* BEGIN *

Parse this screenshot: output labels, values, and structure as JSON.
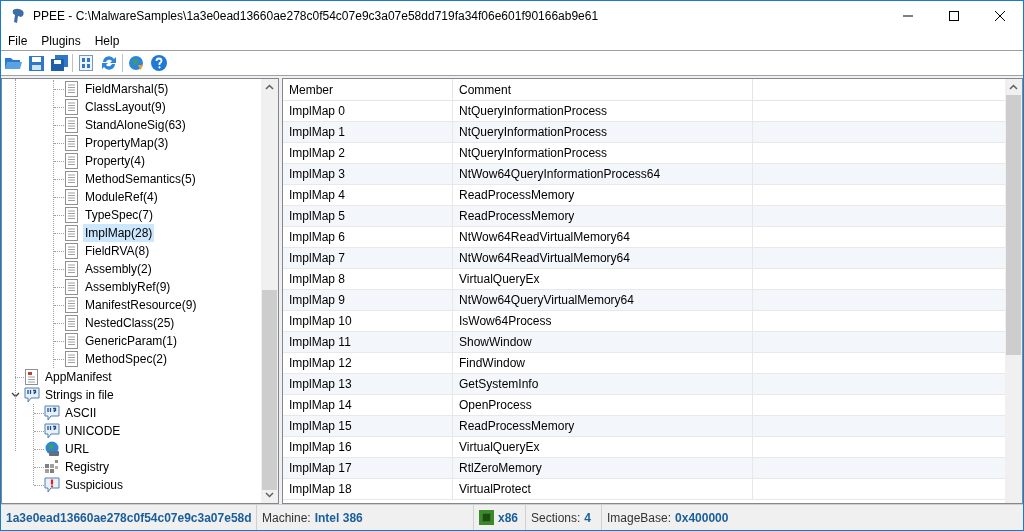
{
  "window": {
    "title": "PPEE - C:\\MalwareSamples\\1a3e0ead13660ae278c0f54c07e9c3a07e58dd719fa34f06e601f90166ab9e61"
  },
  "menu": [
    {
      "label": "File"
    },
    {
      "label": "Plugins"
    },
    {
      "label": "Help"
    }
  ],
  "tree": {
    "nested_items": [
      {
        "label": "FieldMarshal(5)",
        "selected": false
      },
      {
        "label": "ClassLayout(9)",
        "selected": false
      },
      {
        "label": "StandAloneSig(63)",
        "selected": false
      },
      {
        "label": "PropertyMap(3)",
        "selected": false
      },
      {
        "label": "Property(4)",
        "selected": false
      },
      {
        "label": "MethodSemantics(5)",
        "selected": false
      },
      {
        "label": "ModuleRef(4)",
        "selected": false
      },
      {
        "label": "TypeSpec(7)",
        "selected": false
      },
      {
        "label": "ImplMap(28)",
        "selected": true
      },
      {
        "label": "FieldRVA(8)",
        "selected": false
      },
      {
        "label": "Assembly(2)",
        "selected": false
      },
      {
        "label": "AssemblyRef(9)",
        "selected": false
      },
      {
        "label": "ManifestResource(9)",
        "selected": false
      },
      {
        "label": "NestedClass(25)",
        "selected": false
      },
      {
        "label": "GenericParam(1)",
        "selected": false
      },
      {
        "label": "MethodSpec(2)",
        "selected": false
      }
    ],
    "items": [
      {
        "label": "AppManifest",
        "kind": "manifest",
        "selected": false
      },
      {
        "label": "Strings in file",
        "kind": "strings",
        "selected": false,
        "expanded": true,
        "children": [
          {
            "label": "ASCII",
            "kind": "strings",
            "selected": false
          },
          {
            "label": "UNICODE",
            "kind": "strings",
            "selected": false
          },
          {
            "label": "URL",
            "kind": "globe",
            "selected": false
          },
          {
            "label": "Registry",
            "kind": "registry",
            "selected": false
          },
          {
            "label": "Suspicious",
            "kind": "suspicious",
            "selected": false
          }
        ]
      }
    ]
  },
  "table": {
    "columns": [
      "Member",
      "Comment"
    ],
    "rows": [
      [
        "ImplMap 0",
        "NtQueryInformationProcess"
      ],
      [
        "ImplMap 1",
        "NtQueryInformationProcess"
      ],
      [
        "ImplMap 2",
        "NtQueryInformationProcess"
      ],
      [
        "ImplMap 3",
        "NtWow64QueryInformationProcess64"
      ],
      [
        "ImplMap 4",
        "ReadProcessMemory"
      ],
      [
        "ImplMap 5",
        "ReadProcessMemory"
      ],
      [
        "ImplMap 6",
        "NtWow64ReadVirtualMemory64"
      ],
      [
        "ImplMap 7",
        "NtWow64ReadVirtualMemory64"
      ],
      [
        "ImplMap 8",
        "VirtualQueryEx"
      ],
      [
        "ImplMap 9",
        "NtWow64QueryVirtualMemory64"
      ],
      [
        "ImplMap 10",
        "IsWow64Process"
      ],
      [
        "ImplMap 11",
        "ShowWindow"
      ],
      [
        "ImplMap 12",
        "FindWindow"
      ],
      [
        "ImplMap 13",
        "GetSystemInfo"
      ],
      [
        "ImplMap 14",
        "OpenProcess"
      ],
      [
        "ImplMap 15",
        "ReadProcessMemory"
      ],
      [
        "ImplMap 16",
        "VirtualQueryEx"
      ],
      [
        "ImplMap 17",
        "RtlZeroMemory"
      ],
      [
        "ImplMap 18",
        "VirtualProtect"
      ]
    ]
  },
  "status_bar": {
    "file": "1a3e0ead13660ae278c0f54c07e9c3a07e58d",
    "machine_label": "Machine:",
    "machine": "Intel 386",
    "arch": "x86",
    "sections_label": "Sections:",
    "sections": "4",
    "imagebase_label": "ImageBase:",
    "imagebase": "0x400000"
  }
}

* END *
* BEGIN *

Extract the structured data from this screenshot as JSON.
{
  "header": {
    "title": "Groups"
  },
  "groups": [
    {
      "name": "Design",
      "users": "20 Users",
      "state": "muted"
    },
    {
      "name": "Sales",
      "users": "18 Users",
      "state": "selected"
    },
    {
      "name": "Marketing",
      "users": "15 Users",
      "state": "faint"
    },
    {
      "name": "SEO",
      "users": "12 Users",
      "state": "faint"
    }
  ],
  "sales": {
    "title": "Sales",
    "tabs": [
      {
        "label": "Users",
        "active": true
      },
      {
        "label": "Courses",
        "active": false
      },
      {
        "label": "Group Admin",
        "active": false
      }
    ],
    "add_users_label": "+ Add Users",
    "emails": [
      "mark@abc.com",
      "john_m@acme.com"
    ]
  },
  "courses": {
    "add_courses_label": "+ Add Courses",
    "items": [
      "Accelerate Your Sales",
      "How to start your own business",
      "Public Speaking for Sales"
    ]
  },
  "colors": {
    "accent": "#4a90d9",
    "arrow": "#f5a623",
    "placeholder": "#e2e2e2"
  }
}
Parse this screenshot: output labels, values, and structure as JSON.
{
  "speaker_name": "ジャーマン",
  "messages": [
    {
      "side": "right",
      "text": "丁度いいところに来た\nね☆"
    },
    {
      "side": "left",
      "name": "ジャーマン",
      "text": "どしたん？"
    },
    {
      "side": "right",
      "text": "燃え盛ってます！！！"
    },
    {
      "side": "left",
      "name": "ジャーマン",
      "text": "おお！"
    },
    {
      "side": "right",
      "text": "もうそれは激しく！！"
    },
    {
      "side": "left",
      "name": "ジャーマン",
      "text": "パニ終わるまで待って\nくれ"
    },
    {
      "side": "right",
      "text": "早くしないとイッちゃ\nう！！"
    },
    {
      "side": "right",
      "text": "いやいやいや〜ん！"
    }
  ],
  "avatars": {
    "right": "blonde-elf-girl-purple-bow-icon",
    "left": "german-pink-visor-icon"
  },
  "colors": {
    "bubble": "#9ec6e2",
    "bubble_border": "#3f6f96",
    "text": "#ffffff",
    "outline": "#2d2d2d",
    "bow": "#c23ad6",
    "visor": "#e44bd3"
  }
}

* END *

• **What you will do**: Pull out every line of the records that includes the string "text".

• **Final result**:
      "text": "丁度いいところに来た\nね☆"
      "text": "どしたん？"
      "text": "燃え盛ってます！！！"
      "text": "おお！"
      "text": "もうそれは激しく！！"
      "text": "パニ終わるまで待って\nくれ"
      "text": "早くしないとイッちゃ\nう！！"
      "text": "いやいやいや〜ん！"
    "text": "#ffffff",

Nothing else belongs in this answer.